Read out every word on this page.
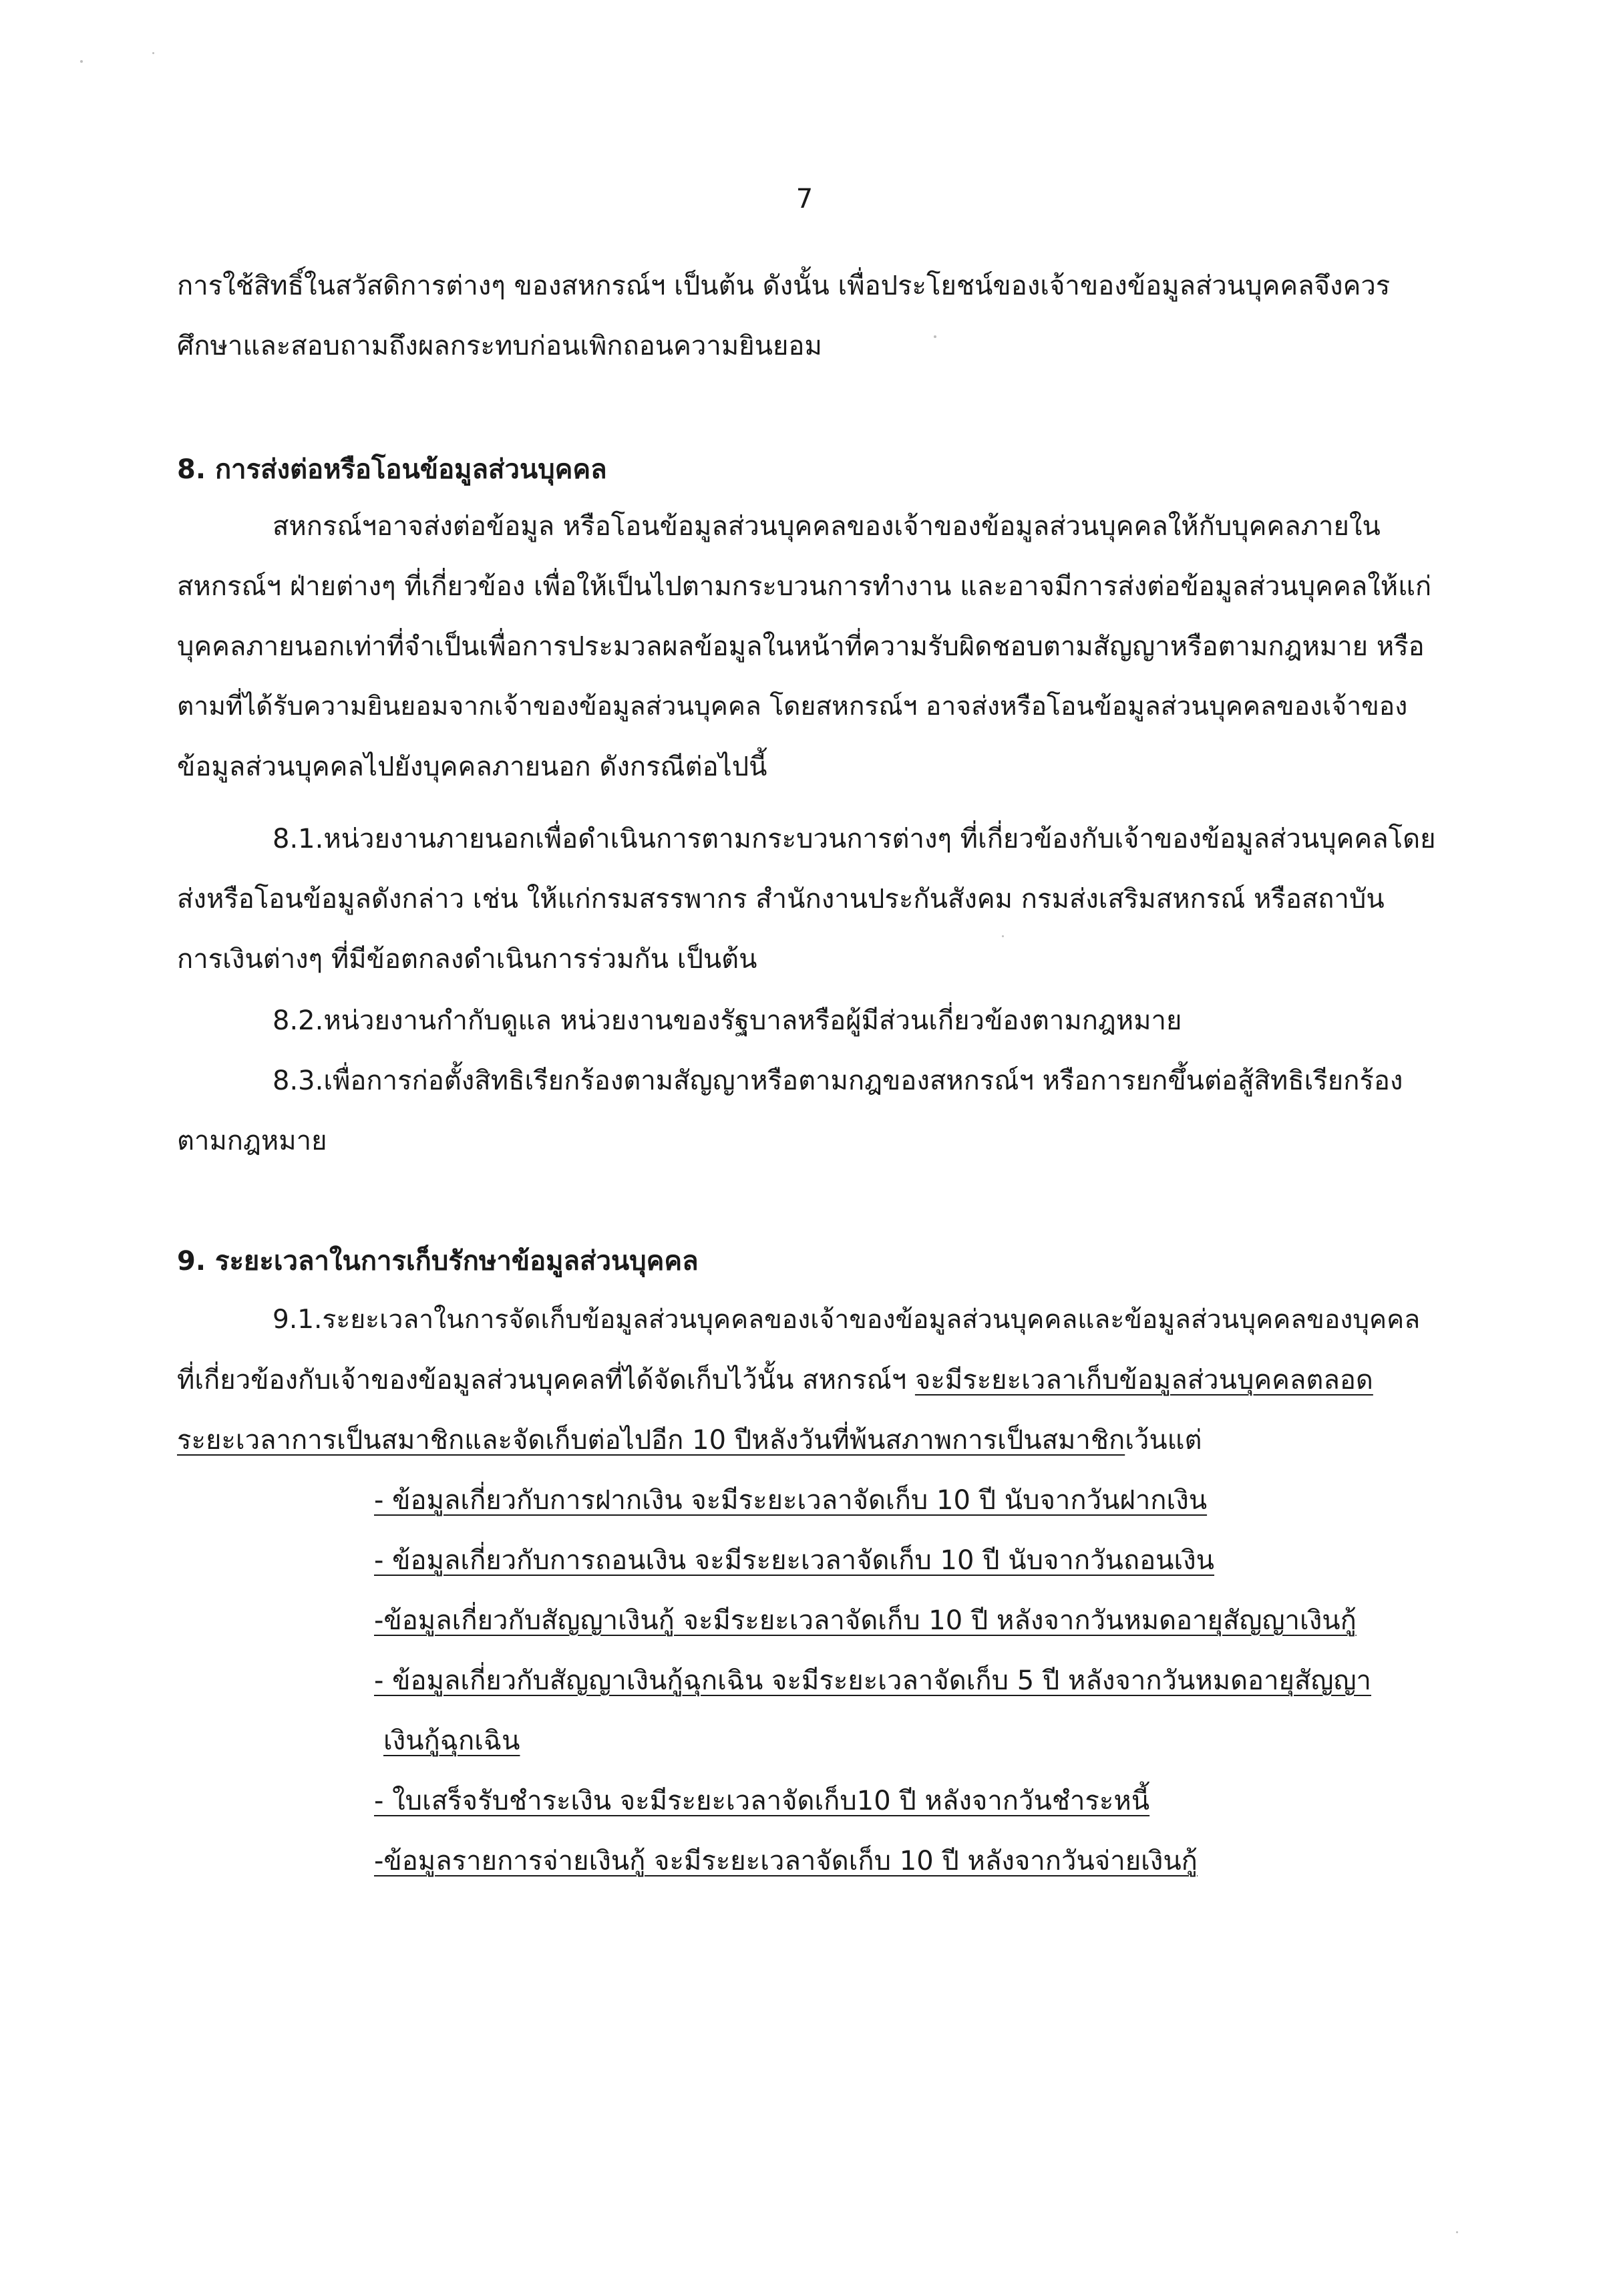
7

การใช้สิทธิ์ในสวัสดิการต่างๆ ของสหกรณ์ฯ เป็นต้น ดังนั้น เพื่อประโยชน์ของเจ้าของข้อมูลส่วนบุคคลจึงควร

ศึกษาและสอบถามถึงผลกระทบก่อนเพิกถอนความยินยอม

8. การส่งต่อหรือโอนข้อมูลส่วนบุคคล

สหกรณ์ฯอาจส่งต่อข้อมูล หรือโอนข้อมูลส่วนบุคคลของเจ้าของข้อมูลส่วนบุคคลให้กับบุคคลภายใน

สหกรณ์ฯ ฝ่ายต่างๆ ที่เกี่ยวข้อง เพื่อให้เป็นไปตามกระบวนการทำงาน และอาจมีการส่งต่อข้อมูลส่วนบุคคลให้แก่

บุคคลภายนอกเท่าที่จำเป็นเพื่อการประมวลผลข้อมูลในหน้าที่ความรับผิดชอบตามสัญญาหรือตามกฎหมาย หรือ

ตามที่ได้รับความยินยอมจากเจ้าของข้อมูลส่วนบุคคล โดยสหกรณ์ฯ อาจส่งหรือโอนข้อมูลส่วนบุคคลของเจ้าของ

ข้อมูลส่วนบุคคลไปยังบุคคลภายนอก ดังกรณีต่อไปนี้

8.1.หน่วยงานภายนอกเพื่อดำเนินการตามกระบวนการต่างๆ ที่เกี่ยวข้องกับเจ้าของข้อมูลส่วนบุคคลโดย

ส่งหรือโอนข้อมูลดังกล่าว เช่น ให้แก่กรมสรรพากร สำนักงานประกันสังคม กรมส่งเสริมสหกรณ์ หรือสถาบัน

การเงินต่างๆ ที่มีข้อตกลงดำเนินการร่วมกัน เป็นต้น

8.2.หน่วยงานกำกับดูแล หน่วยงานของรัฐบาลหรือผู้มีส่วนเกี่ยวข้องตามกฎหมาย

8.3.เพื่อการก่อตั้งสิทธิเรียกร้องตามสัญญาหรือตามกฎของสหกรณ์ฯ หรือการยกขึ้นต่อสู้สิทธิเรียกร้อง

ตามกฎหมาย

9. ระยะเวลาในการเก็บรักษาข้อมูลส่วนบุคคล

9.1.ระยะเวลาในการจัดเก็บข้อมูลส่วนบุคคลของเจ้าของข้อมูลส่วนบุคคลและข้อมูลส่วนบุคคลของบุคคล

ที่เกี่ยวข้องกับเจ้าของข้อมูลส่วนบุคคลที่ได้จัดเก็บไว้นั้น สหกรณ์ฯ จะมีระยะเวลาเก็บข้อมูลส่วนบุคคลตลอด

ระยะเวลาการเป็นสมาชิกและจัดเก็บต่อไปอีก 10 ปีหลังวันที่พ้นสภาพการเป็นสมาชิกเว้นแต่

- ข้อมูลเกี่ยวกับการฝากเงิน จะมีระยะเวลาจัดเก็บ 10 ปี นับจากวันฝากเงิน

- ข้อมูลเกี่ยวกับการถอนเงิน จะมีระยะเวลาจัดเก็บ 10 ปี นับจากวันถอนเงิน

-ข้อมูลเกี่ยวกับสัญญาเงินกู้ จะมีระยะเวลาจัดเก็บ 10 ปี หลังจากวันหมดอายุสัญญาเงินกู้

- ข้อมูลเกี่ยวกับสัญญาเงินกู้ฉุกเฉิน จะมีระยะเวลาจัดเก็บ 5 ปี หลังจากวันหมดอายุสัญญา

เงินกู้ฉุกเฉิน

- ใบเสร็จรับชำระเงิน จะมีระยะเวลาจัดเก็บ10 ปี หลังจากวันชำระหนี้

-ข้อมูลรายการจ่ายเงินกู้ จะมีระยะเวลาจัดเก็บ 10 ปี หลังจากวันจ่ายเงินกู้
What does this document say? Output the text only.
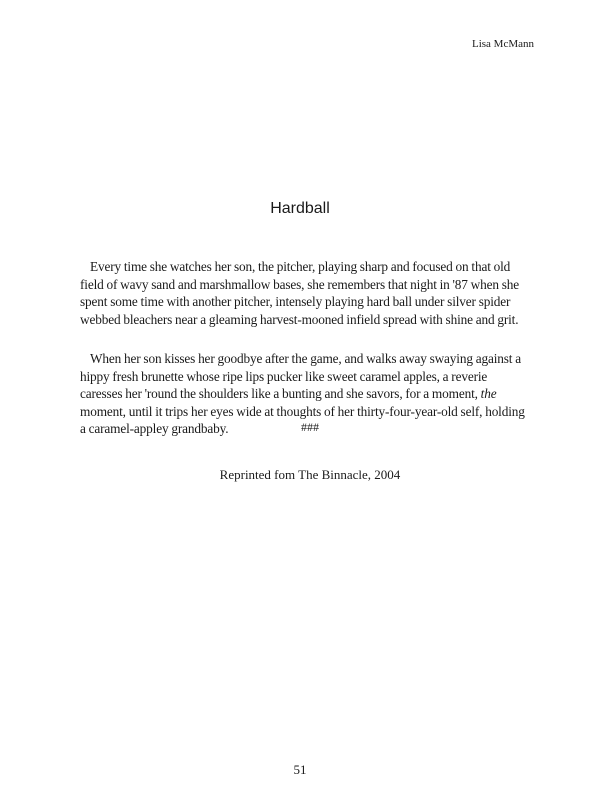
Lisa McMann
Hardball

Every time she watches her son, the pitcher, playing sharp and focused on that old field of wavy sand and marshmallow bases, she remembers that night in '87 when she spent some time with another pitcher, intensely playing hard ball under silver spider webbed bleachers near a gleaming harvest-mooned infield spread with shine and grit.

When her son kisses her goodbye after the game, and walks away swaying against a hippy fresh brunette whose ripe lips pucker like sweet caramel apples, a reverie caresses her 'round the shoulders like a bunting and she savors, for a moment, the moment, until it trips her eyes wide at thoughts of her thirty-four-year-old self, holding a caramel-appley grandbaby.	###
Reprinted fom The Binnacle, 2004
51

________________

> **DIRECTIONS**
Count each line above in which the string "การส" appears, then state only the total.

> **ANSWER TO THIS EXERCISE**
2